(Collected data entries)

● ● ● ● ●

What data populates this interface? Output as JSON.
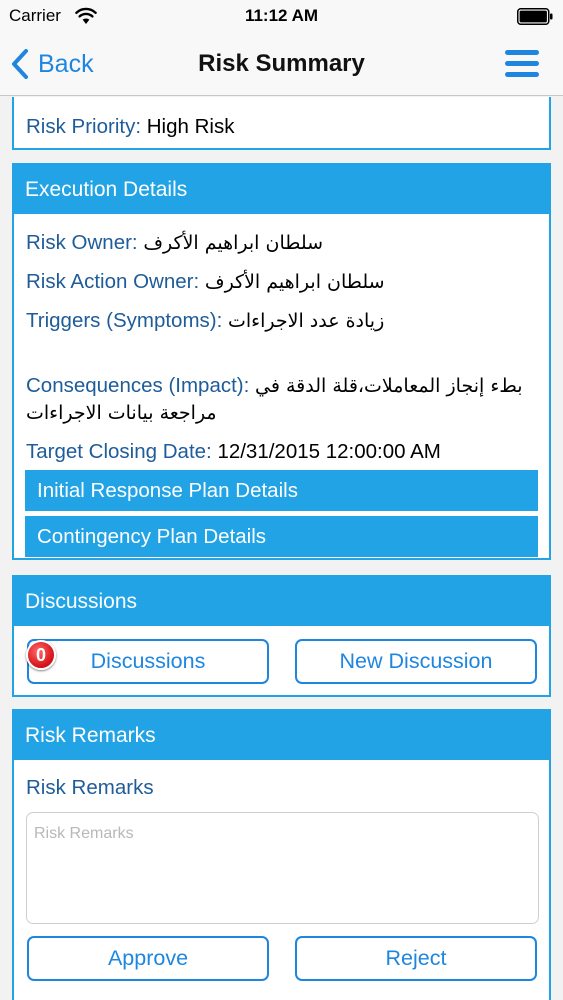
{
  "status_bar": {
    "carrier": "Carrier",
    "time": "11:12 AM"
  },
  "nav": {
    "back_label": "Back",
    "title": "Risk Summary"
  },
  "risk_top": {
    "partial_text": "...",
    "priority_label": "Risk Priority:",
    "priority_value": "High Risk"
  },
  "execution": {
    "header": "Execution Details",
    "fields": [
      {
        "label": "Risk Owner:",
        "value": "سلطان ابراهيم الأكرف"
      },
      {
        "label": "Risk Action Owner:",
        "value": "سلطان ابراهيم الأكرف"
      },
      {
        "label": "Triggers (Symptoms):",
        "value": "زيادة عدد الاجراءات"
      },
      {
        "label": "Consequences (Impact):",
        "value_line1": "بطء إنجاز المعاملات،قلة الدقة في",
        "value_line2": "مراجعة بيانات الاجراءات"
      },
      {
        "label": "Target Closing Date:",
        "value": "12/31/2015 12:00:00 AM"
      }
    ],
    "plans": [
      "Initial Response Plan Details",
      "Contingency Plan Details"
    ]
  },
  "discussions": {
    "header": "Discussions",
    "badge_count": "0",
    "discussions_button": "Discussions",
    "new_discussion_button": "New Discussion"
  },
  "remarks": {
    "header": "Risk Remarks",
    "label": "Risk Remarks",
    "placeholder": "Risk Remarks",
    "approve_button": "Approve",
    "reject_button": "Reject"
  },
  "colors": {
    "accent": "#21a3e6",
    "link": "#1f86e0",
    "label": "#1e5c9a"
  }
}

● ● ● ● ●

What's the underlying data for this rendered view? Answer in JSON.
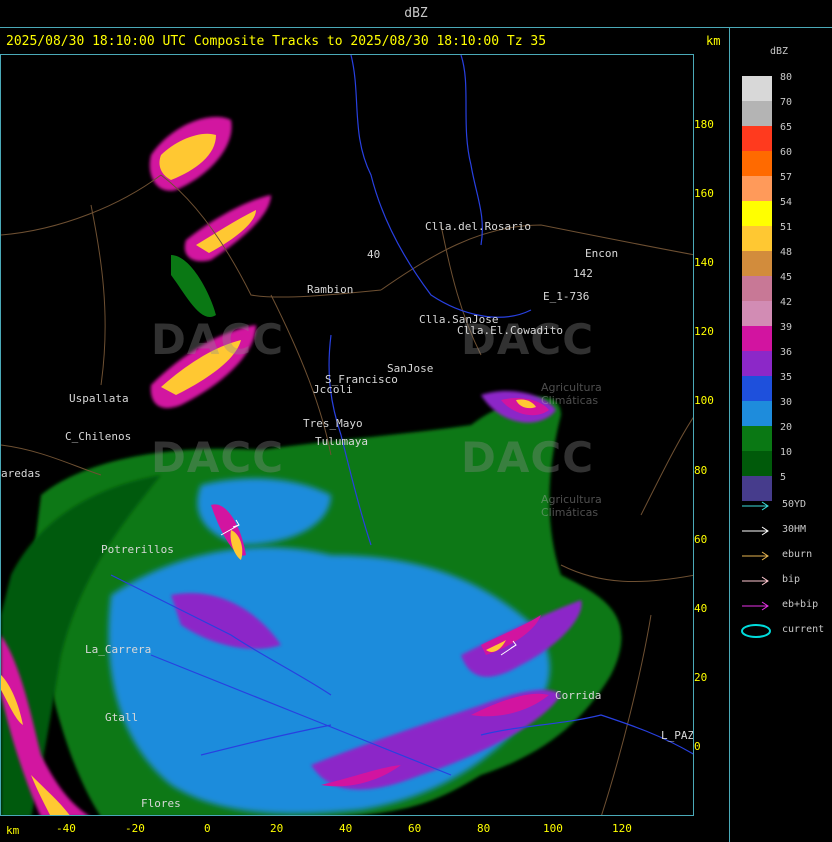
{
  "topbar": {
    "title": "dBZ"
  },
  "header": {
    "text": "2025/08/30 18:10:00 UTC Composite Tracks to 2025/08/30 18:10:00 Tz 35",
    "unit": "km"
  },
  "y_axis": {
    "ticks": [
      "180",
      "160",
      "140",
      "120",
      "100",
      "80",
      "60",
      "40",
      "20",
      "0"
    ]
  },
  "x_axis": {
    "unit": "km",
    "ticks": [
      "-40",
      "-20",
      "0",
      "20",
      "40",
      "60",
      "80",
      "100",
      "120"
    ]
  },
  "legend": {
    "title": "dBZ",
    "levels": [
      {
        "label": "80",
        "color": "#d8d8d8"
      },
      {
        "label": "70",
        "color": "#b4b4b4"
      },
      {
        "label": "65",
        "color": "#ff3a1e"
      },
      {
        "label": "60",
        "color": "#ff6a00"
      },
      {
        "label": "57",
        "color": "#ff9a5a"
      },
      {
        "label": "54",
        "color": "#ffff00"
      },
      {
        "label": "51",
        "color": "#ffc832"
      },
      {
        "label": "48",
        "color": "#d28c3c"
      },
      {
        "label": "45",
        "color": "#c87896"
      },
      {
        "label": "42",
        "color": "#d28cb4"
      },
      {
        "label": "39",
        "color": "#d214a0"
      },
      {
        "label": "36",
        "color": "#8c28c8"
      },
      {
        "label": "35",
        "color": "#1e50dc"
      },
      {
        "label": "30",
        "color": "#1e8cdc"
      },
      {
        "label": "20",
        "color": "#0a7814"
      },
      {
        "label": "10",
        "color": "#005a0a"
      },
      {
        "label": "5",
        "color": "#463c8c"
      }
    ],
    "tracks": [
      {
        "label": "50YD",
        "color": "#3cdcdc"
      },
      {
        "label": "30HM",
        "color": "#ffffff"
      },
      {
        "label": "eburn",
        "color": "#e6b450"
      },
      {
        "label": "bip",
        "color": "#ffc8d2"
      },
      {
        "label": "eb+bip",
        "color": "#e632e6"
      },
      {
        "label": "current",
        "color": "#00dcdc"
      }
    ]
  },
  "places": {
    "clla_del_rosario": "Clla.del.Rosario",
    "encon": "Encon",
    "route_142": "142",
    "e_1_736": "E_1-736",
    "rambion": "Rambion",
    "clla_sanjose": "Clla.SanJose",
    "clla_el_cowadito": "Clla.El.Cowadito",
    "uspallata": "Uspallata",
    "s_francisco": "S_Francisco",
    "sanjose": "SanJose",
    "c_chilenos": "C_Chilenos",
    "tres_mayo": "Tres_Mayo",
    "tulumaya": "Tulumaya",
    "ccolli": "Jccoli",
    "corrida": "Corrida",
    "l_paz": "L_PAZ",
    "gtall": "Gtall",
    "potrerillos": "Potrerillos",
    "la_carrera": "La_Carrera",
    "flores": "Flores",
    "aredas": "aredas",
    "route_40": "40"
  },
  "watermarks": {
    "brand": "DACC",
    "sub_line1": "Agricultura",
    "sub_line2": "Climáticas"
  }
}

● ● ● ● ●

■ **Task brief**: In the listing, find every line containing the word "What" and list it.

■ **Written response**:
What data populates this interface? Output as JSON.
What's the underlying data for this rendered view? Answer in JSON.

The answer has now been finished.